— Exercise directions —
Each entry below is to be printed verbatim.

***** Material to process *****

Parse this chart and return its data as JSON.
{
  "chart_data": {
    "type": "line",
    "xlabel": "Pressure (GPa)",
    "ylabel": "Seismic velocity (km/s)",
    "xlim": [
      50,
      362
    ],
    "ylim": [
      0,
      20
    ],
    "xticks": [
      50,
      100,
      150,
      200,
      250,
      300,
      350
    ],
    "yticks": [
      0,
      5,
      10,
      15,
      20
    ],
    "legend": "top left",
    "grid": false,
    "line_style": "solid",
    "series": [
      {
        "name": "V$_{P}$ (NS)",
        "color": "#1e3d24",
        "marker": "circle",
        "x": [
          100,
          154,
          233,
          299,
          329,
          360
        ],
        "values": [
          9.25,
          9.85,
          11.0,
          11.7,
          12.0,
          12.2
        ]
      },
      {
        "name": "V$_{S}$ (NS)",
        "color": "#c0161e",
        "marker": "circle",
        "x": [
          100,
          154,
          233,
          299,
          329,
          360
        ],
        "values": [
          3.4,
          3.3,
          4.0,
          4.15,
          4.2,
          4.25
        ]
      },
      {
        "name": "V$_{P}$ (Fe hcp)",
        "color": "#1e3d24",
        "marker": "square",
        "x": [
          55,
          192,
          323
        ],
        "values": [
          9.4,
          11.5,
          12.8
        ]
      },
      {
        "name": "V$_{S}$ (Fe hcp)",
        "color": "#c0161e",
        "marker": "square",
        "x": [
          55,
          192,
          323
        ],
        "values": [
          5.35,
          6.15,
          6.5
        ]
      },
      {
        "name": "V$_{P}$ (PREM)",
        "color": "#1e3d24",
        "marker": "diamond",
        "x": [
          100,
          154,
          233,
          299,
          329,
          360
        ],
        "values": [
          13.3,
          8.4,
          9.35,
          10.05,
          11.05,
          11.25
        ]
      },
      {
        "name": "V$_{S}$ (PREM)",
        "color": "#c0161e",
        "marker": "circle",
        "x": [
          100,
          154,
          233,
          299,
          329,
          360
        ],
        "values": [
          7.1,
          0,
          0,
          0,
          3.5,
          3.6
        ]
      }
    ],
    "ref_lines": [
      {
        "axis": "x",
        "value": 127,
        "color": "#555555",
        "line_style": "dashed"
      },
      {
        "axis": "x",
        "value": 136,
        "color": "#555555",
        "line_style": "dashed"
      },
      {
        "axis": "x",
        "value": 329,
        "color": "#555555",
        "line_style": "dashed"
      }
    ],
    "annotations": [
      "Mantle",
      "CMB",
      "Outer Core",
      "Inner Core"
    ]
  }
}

*****

— Response below —
Parse this chart and return its data as JSON.
{
  "chart_data": {
    "type": "line",
    "xlabel": "Pressure (GPa)",
    "ylabel": "Seismic velocity (km/s)",
    "xlim": [
      50,
      362
    ],
    "ylim": [
      0,
      20
    ],
    "xticks": [
      50,
      100,
      150,
      200,
      250,
      300,
      350
    ],
    "yticks": [
      0,
      5,
      10,
      15,
      20
    ],
    "legend": "top left",
    "grid": false,
    "line_style": "solid",
    "series": [
      {
        "name": "V$_{P}$ (NS)",
        "color": "#1e3d24",
        "marker": "circle",
        "x": [
          100,
          154,
          233,
          299,
          329,
          360
        ],
        "values": [
          9.25,
          9.85,
          11.0,
          11.7,
          12.0,
          12.2
        ]
      },
      {
        "name": "V$_{S}$ (NS)",
        "color": "#c0161e",
        "marker": "circle",
        "x": [
          100,
          154,
          233,
          299,
          329,
          360
        ],
        "values": [
          3.4,
          3.3,
          4.0,
          4.15,
          4.2,
          4.25
        ]
      },
      {
        "name": "V$_{P}$ (Fe hcp)",
        "color": "#1e3d24",
        "marker": "square",
        "x": [
          55,
          192,
          323
        ],
        "values": [
          9.4,
          11.5,
          12.8
        ]
      },
      {
        "name": "V$_{S}$ (Fe hcp)",
        "color": "#c0161e",
        "marker": "square",
        "x": [
          55,
          192,
          323
        ],
        "values": [
          5.35,
          6.15,
          6.5
        ]
      },
      {
        "name": "V$_{P}$ (PREM)",
        "color": "#1e3d24",
        "marker": "diamond",
        "x": [
          100,
          154,
          233,
          299,
          329,
          360
        ],
        "values": [
          13.3,
          8.4,
          9.35,
          10.05,
          11.05,
          11.25
        ]
      },
      {
        "name": "V$_{S}$ (PREM)",
        "color": "#c0161e",
        "marker": "circle",
        "x": [
          100,
          154,
          233,
          299,
          329,
          360
        ],
        "values": [
          7.1,
          0,
          0,
          0,
          3.5,
          3.6
        ]
      }
    ],
    "ref_lines": [
      {
        "axis": "x",
        "value": 127,
        "color": "#555555",
        "line_style": "dashed"
      },
      {
        "axis": "x",
        "value": 136,
        "color": "#555555",
        "line_style": "dashed"
      },
      {
        "axis": "x",
        "value": 329,
        "color": "#555555",
        "line_style": "dashed"
      }
    ],
    "annotations": [
      "Mantle",
      "CMB",
      "Outer Core",
      "Inner Core"
    ]
  }
}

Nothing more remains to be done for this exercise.